* _MATERIAL FOR THE TASK_:

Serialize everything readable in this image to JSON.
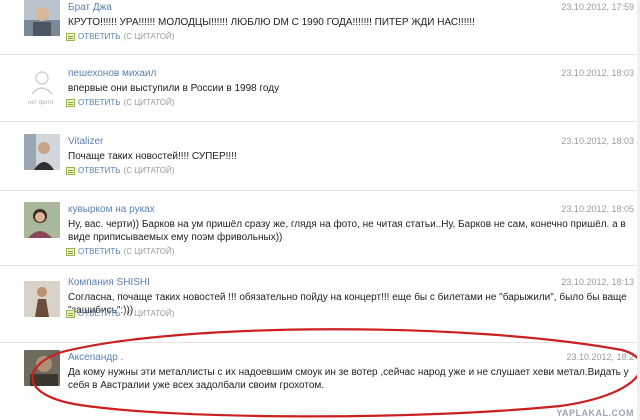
{
  "comments": [
    {
      "author": "Брат Джа",
      "date": "23.10.2012, 17:59",
      "text": "КРУТО!!!!!! УРА!!!!!! МОЛОДЦЫ!!!!!! ЛЮБЛЮ DM С 1990 ГОДА!!!!!!! ПИТЕР ЖДИ НАС!!!!!!",
      "avatar": "photo"
    },
    {
      "author": "пешехонов михаил",
      "date": "23.10.2012, 18:03",
      "text": "впервые они выступили в России в 1998 году",
      "avatar": "no-photo",
      "avatar_caption": "нет фото"
    },
    {
      "author": "Vitalizer",
      "date": "23.10.2012, 18:03",
      "text": "Почаще таких новостей!!!! СУПЕР!!!!",
      "avatar": "photo"
    },
    {
      "author": "кувырком на руках",
      "date": "23.10.2012, 18:05",
      "text": "Ну, вас. черти)) Барков на ум пришёл сразу же, глядя на фото, не читая статьи..Ну, Барков не сам, конечно пришёл. а в виде приписываемых ему поэм фривольных))",
      "avatar": "photo"
    },
    {
      "author": "Компания SHISHI",
      "date": "23.10.2012, 18:13",
      "text": "Согласна, почаще таких новостей !!! обязательно пойду на концерт!!! еще бы с билетами не \"барыжили\", было бы ваще \"зашибись\":)))",
      "avatar": "photo"
    },
    {
      "author": "Аксеnандр .",
      "date": "23.10.2012, 18:2",
      "text": "Да кому нужны эти металлисты с их надоевшим смоук ин зе вотер ,сейчас народ уже и не слушает хеви метал.Видать у себя в Австралии уже всех задолбали своим грохотом.",
      "avatar": "photo"
    }
  ],
  "actions": {
    "reply": "ОТВЕТИТЬ",
    "quote": "(С ЦИТАТОЙ)"
  },
  "watermark": "YAPLAKAL.COM",
  "colors": {
    "author": "#5a82b0",
    "date": "#9b9b9b",
    "annotation_ellipse": "#cc1f1f"
  }
}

* _EXERCISE GOAL_: Only a number is expected here: the count of lines in the listing that hold the string "date".

* _ANSWER BELOW_: 7